** Start of DATA SUPPLIED **

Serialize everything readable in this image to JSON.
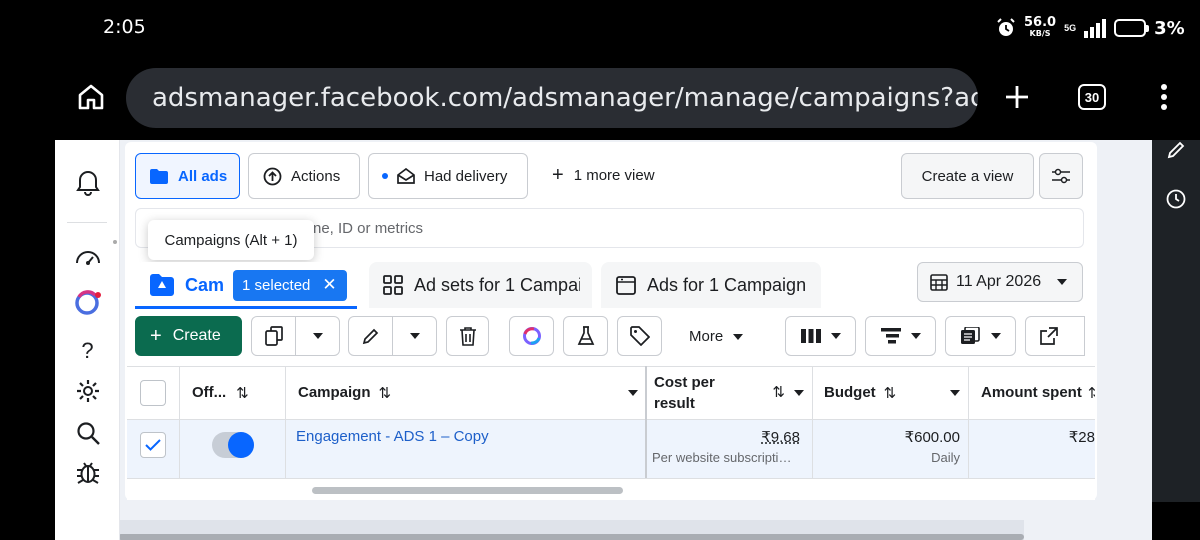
{
  "status_bar": {
    "time": "2:05",
    "net_speed": "56.0",
    "net_speed_unit": "KB/S",
    "network": "5G",
    "battery": "3%"
  },
  "browser": {
    "url": "adsmanager.facebook.com/adsmanager/manage/campaigns?act",
    "tab_count": "30"
  },
  "toolbar": {
    "all_ads": "All ads",
    "actions": "Actions",
    "had_delivery": "Had delivery",
    "more_view": "1 more view",
    "create_view": "Create a view"
  },
  "search": {
    "placeholder_fragment": "ne, ID or metrics",
    "tooltip": "Campaigns (Alt + 1)"
  },
  "tabs": {
    "campaigns": "Cam",
    "selected": "1 selected",
    "adsets": "Ad sets for 1 Campai",
    "ads": "Ads for 1 Campaign",
    "date": "11 Apr 2026"
  },
  "actions_row": {
    "create": "Create",
    "more": "More"
  },
  "table": {
    "headers": {
      "off": "Off...",
      "campaign": "Campaign",
      "cost_per_result_line1": "Cost per",
      "cost_per_result_line2": "result",
      "budget": "Budget",
      "amount_spent": "Amount spent"
    },
    "rows": [
      {
        "campaign": "Engagement - ADS 1 – Copy",
        "cost": "₹9.68",
        "cost_sub": "Per website subscripti…",
        "budget": "₹600.00",
        "budget_sub": "Daily",
        "amount": "₹28"
      }
    ]
  },
  "colors": {
    "accent": "#0866ff",
    "create_green": "#0b6b4f",
    "selected_blue": "#1877f2"
  }
}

** End of DATA SUPPLIED **

→ **EXERCISE REQUIREMENTS**:
Reproduce the entries exactly. Do not carry over any picture.

→ **REPLY**:
Serialize everything readable in this image to JSON.
{
  "status_bar": {
    "time": "2:05",
    "net_speed": "56.0",
    "net_speed_unit": "KB/S",
    "network": "5G",
    "battery": "3%"
  },
  "browser": {
    "url": "adsmanager.facebook.com/adsmanager/manage/campaigns?act",
    "tab_count": "30"
  },
  "toolbar": {
    "all_ads": "All ads",
    "actions": "Actions",
    "had_delivery": "Had delivery",
    "more_view": "1 more view",
    "create_view": "Create a view"
  },
  "search": {
    "placeholder_fragment": "ne, ID or metrics",
    "tooltip": "Campaigns (Alt + 1)"
  },
  "tabs": {
    "campaigns": "Cam",
    "selected": "1 selected",
    "adsets": "Ad sets for 1 Campai",
    "ads": "Ads for 1 Campaign",
    "date": "11 Apr 2026"
  },
  "actions_row": {
    "create": "Create",
    "more": "More"
  },
  "table": {
    "headers": {
      "off": "Off...",
      "campaign": "Campaign",
      "cost_per_result_line1": "Cost per",
      "cost_per_result_line2": "result",
      "budget": "Budget",
      "amount_spent": "Amount spent"
    },
    "rows": [
      {
        "campaign": "Engagement - ADS 1 – Copy",
        "cost": "₹9.68",
        "cost_sub": "Per website subscripti…",
        "budget": "₹600.00",
        "budget_sub": "Daily",
        "amount": "₹28"
      }
    ]
  },
  "colors": {
    "accent": "#0866ff",
    "create_green": "#0b6b4f",
    "selected_blue": "#1877f2"
  }
}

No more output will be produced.